## [Entries shown]
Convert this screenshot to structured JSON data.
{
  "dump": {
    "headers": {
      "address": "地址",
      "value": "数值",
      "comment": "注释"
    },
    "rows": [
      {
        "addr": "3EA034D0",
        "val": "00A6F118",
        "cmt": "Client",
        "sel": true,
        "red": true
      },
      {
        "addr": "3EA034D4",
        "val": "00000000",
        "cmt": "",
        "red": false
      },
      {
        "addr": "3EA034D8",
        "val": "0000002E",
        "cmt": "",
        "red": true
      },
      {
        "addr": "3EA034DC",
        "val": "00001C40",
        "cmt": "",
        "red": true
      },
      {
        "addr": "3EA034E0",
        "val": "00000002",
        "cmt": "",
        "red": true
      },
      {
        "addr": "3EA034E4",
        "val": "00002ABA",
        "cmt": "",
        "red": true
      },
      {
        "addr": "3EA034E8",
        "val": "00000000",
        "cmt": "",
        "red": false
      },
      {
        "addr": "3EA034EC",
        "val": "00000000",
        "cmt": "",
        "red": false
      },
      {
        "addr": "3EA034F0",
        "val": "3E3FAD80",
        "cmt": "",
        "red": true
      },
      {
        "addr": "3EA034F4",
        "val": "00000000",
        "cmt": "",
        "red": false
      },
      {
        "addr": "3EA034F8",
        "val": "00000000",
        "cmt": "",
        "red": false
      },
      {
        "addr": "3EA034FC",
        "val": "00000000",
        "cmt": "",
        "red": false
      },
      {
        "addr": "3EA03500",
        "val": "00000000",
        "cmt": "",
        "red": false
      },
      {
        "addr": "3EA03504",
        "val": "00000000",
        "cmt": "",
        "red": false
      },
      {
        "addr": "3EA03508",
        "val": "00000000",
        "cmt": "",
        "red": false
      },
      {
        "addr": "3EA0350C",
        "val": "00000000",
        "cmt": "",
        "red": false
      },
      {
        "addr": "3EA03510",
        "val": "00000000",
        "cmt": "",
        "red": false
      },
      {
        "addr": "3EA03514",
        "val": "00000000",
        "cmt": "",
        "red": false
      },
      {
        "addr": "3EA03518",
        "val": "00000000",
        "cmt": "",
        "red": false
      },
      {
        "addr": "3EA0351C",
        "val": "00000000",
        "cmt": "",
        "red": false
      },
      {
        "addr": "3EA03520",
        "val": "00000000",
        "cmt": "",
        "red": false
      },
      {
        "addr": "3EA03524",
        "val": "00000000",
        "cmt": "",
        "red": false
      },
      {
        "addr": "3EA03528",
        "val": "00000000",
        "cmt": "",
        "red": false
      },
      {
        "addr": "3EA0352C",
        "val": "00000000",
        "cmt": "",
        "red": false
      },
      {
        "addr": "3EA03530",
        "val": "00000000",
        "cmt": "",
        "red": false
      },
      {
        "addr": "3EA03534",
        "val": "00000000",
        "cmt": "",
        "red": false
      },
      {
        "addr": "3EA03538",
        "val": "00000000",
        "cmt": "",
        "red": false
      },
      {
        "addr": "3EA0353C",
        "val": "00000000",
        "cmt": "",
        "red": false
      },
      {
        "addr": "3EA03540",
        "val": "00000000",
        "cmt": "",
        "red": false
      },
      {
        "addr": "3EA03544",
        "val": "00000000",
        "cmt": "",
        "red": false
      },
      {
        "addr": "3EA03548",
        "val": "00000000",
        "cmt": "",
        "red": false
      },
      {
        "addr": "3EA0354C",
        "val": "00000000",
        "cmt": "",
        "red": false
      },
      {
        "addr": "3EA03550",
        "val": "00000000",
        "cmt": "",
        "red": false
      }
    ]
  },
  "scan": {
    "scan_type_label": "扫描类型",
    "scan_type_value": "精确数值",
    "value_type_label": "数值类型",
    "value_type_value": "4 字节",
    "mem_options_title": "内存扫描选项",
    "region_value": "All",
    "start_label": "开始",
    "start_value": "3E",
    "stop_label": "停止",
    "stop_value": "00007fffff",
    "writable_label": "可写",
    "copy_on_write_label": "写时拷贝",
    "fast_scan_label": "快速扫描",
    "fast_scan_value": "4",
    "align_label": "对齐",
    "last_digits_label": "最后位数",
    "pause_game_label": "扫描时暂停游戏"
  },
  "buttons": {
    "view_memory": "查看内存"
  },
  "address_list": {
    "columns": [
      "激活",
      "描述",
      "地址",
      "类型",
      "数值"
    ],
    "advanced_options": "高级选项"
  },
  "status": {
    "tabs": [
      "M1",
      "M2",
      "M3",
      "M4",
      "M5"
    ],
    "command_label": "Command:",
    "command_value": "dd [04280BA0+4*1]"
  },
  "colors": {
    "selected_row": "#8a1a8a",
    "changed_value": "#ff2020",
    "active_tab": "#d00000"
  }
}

## [What is required]
Type out the entries again, word for word.

## [Task output]
Convert this screenshot to structured JSON data.
{
  "dump": {
    "headers": {
      "address": "地址",
      "value": "数值",
      "comment": "注释"
    },
    "rows": [
      {
        "addr": "3EA034D0",
        "val": "00A6F118",
        "cmt": "Client",
        "sel": true,
        "red": true
      },
      {
        "addr": "3EA034D4",
        "val": "00000000",
        "cmt": "",
        "red": false
      },
      {
        "addr": "3EA034D8",
        "val": "0000002E",
        "cmt": "",
        "red": true
      },
      {
        "addr": "3EA034DC",
        "val": "00001C40",
        "cmt": "",
        "red": true
      },
      {
        "addr": "3EA034E0",
        "val": "00000002",
        "cmt": "",
        "red": true
      },
      {
        "addr": "3EA034E4",
        "val": "00002ABA",
        "cmt": "",
        "red": true
      },
      {
        "addr": "3EA034E8",
        "val": "00000000",
        "cmt": "",
        "red": false
      },
      {
        "addr": "3EA034EC",
        "val": "00000000",
        "cmt": "",
        "red": false
      },
      {
        "addr": "3EA034F0",
        "val": "3E3FAD80",
        "cmt": "",
        "red": true
      },
      {
        "addr": "3EA034F4",
        "val": "00000000",
        "cmt": "",
        "red": false
      },
      {
        "addr": "3EA034F8",
        "val": "00000000",
        "cmt": "",
        "red": false
      },
      {
        "addr": "3EA034FC",
        "val": "00000000",
        "cmt": "",
        "red": false
      },
      {
        "addr": "3EA03500",
        "val": "00000000",
        "cmt": "",
        "red": false
      },
      {
        "addr": "3EA03504",
        "val": "00000000",
        "cmt": "",
        "red": false
      },
      {
        "addr": "3EA03508",
        "val": "00000000",
        "cmt": "",
        "red": false
      },
      {
        "addr": "3EA0350C",
        "val": "00000000",
        "cmt": "",
        "red": false
      },
      {
        "addr": "3EA03510",
        "val": "00000000",
        "cmt": "",
        "red": false
      },
      {
        "addr": "3EA03514",
        "val": "00000000",
        "cmt": "",
        "red": false
      },
      {
        "addr": "3EA03518",
        "val": "00000000",
        "cmt": "",
        "red": false
      },
      {
        "addr": "3EA0351C",
        "val": "00000000",
        "cmt": "",
        "red": false
      },
      {
        "addr": "3EA03520",
        "val": "00000000",
        "cmt": "",
        "red": false
      },
      {
        "addr": "3EA03524",
        "val": "00000000",
        "cmt": "",
        "red": false
      },
      {
        "addr": "3EA03528",
        "val": "00000000",
        "cmt": "",
        "red": false
      },
      {
        "addr": "3EA0352C",
        "val": "00000000",
        "cmt": "",
        "red": false
      },
      {
        "addr": "3EA03530",
        "val": "00000000",
        "cmt": "",
        "red": false
      },
      {
        "addr": "3EA03534",
        "val": "00000000",
        "cmt": "",
        "red": false
      },
      {
        "addr": "3EA03538",
        "val": "00000000",
        "cmt": "",
        "red": false
      },
      {
        "addr": "3EA0353C",
        "val": "00000000",
        "cmt": "",
        "red": false
      },
      {
        "addr": "3EA03540",
        "val": "00000000",
        "cmt": "",
        "red": false
      },
      {
        "addr": "3EA03544",
        "val": "00000000",
        "cmt": "",
        "red": false
      },
      {
        "addr": "3EA03548",
        "val": "00000000",
        "cmt": "",
        "red": false
      },
      {
        "addr": "3EA0354C",
        "val": "00000000",
        "cmt": "",
        "red": false
      },
      {
        "addr": "3EA03550",
        "val": "00000000",
        "cmt": "",
        "red": false
      }
    ]
  },
  "scan": {
    "scan_type_label": "扫描类型",
    "scan_type_value": "精确数值",
    "value_type_label": "数值类型",
    "value_type_value": "4 字节",
    "mem_options_title": "内存扫描选项",
    "region_value": "All",
    "start_label": "开始",
    "start_value": "3E",
    "stop_label": "停止",
    "stop_value": "00007fffff",
    "writable_label": "可写",
    "copy_on_write_label": "写时拷贝",
    "fast_scan_label": "快速扫描",
    "fast_scan_value": "4",
    "align_label": "对齐",
    "last_digits_label": "最后位数",
    "pause_game_label": "扫描时暂停游戏"
  },
  "buttons": {
    "view_memory": "查看内存"
  },
  "address_list": {
    "columns": [
      "激活",
      "描述",
      "地址",
      "类型",
      "数值"
    ],
    "advanced_options": "高级选项"
  },
  "status": {
    "tabs": [
      "M1",
      "M2",
      "M3",
      "M4",
      "M5"
    ],
    "command_label": "Command:",
    "command_value": "dd [04280BA0+4*1]"
  },
  "colors": {
    "selected_row": "#8a1a8a",
    "changed_value": "#ff2020",
    "active_tab": "#d00000"
  }
}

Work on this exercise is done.